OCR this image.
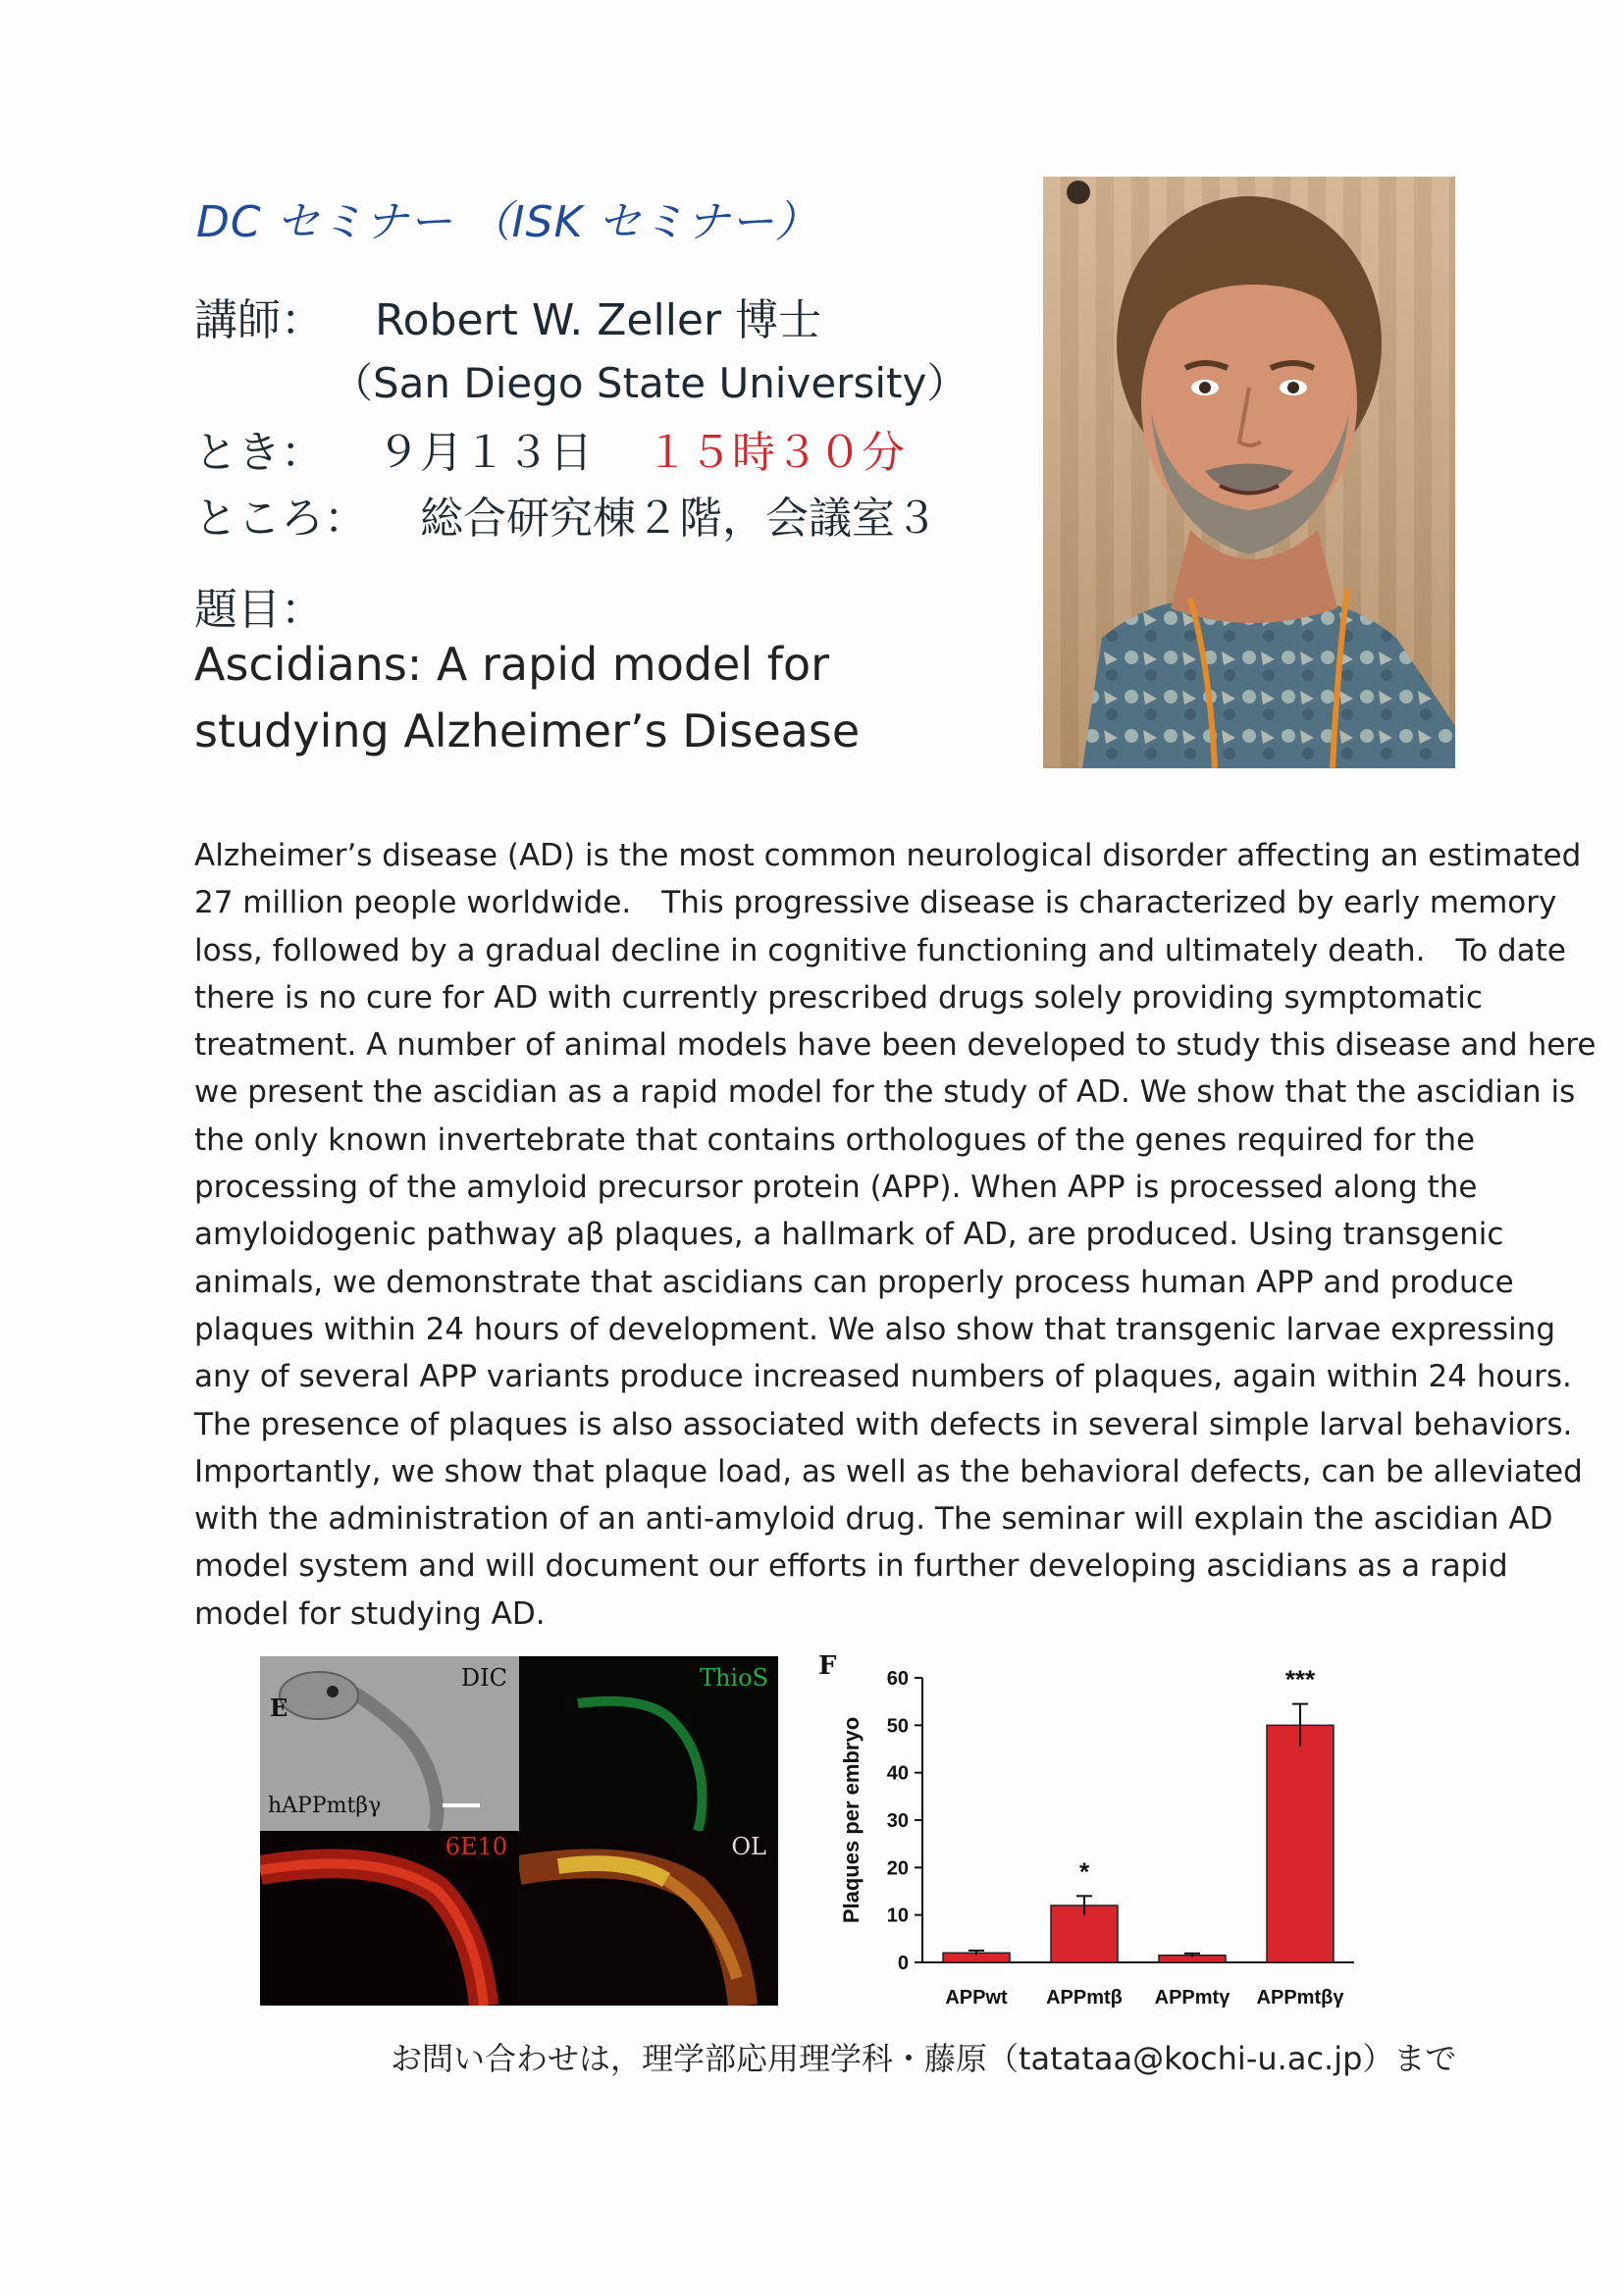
DC セミナー （ISK セミナー）
講師： Robert W. Zeller 博士
（San Diego State University）
とき： ９月１３日 １５時３０分
ところ： 総合研究棟２階，会議室３
題目：
Ascidians: A rapid model for
studying Alzheimer’s Disease
Alzheimer’s disease (AD) is the most common neurological disorder affecting an estimated
27 million people worldwide.　This progressive disease is characterized by early memory
loss, followed by a gradual decline in cognitive functioning and ultimately death.　To date
there is no cure for AD with currently prescribed drugs solely providing symptomatic
treatment. A number of animal models have been developed to study this disease and here
we present the ascidian as a rapid model for the study of AD. We show that the ascidian is
the only known invertebrate that contains orthologues of the genes required for the
processing of the amyloid precursor protein (APP). When APP is processed along the
amyloidogenic pathway aβ plaques, a hallmark of AD, are produced. Using transgenic
animals, we demonstrate that ascidians can properly process human APP and produce
plaques within 24 hours of development. We also show that transgenic larvae expressing
any of several APP variants produce increased numbers of plaques, again within 24 hours.
The presence of plaques is also associated with defects in several simple larval behaviors.
Importantly, we show that plaque load, as well as the behavioral defects, can be alleviated
with the administration of an anti-amyloid drug. The seminar will explain the ascidian AD
model system and will document our efforts in further developing ascidians as a rapid
model for studying AD.
E
DIC
hAPPmtβγ
ThioS
6E10	OL
F
0
10
20
30
40
50
60
Plaques per embryo
APPwt
*
APPmtβ APPmtγ
***
APPmtβγ
お問い合わせは，理学部応用理学科・藤原（tatataa@kochi-u.ac.jp）まで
◆ ◆ ◆
What the task requires →
What the records say must be written out exactly, with none of their pictures.

Exercise solution →
OCR this image.
DC セミナー （ISK セミナー）
講師： Robert W. Zeller 博士
（San Diego State University）
とき： ９月１３日 １５時３０分
ところ： 総合研究棟２階，会議室３
題目：
Ascidians: A rapid model for
studying Alzheimer’s Disease
Alzheimer’s disease (AD) is the most common neurological disorder affecting an estimated
27 million people worldwide.　This progressive disease is characterized by early memory
loss, followed by a gradual decline in cognitive functioning and ultimately death.　To date
there is no cure for AD with currently prescribed drugs solely providing symptomatic
treatment. A number of animal models have been developed to study this disease and here
we present the ascidian as a rapid model for the study of AD. We show that the ascidian is
the only known invertebrate that contains orthologues of the genes required for the
processing of the amyloid precursor protein (APP). When APP is processed along the
amyloidogenic pathway aβ plaques, a hallmark of AD, are produced. Using transgenic
animals, we demonstrate that ascidians can properly process human APP and produce
plaques within 24 hours of development. We also show that transgenic larvae expressing
any of several APP variants produce increased numbers of plaques, again within 24 hours.
The presence of plaques is also associated with defects in several simple larval behaviors.
Importantly, we show that plaque load, as well as the behavioral defects, can be alleviated
with the administration of an anti-amyloid drug. The seminar will explain the ascidian AD
model system and will document our efforts in further developing ascidians as a rapid
model for studying AD.
E
DIC
hAPPmtβγ
ThioS
6E10	OL
F
0
10
20
30
40
50
60
Plaques per embryo
APPwt
*
APPmtβ APPmtγ
***
APPmtβγ
お問い合わせは，理学部応用理学科・藤原（tatataa@kochi-u.ac.jp）まで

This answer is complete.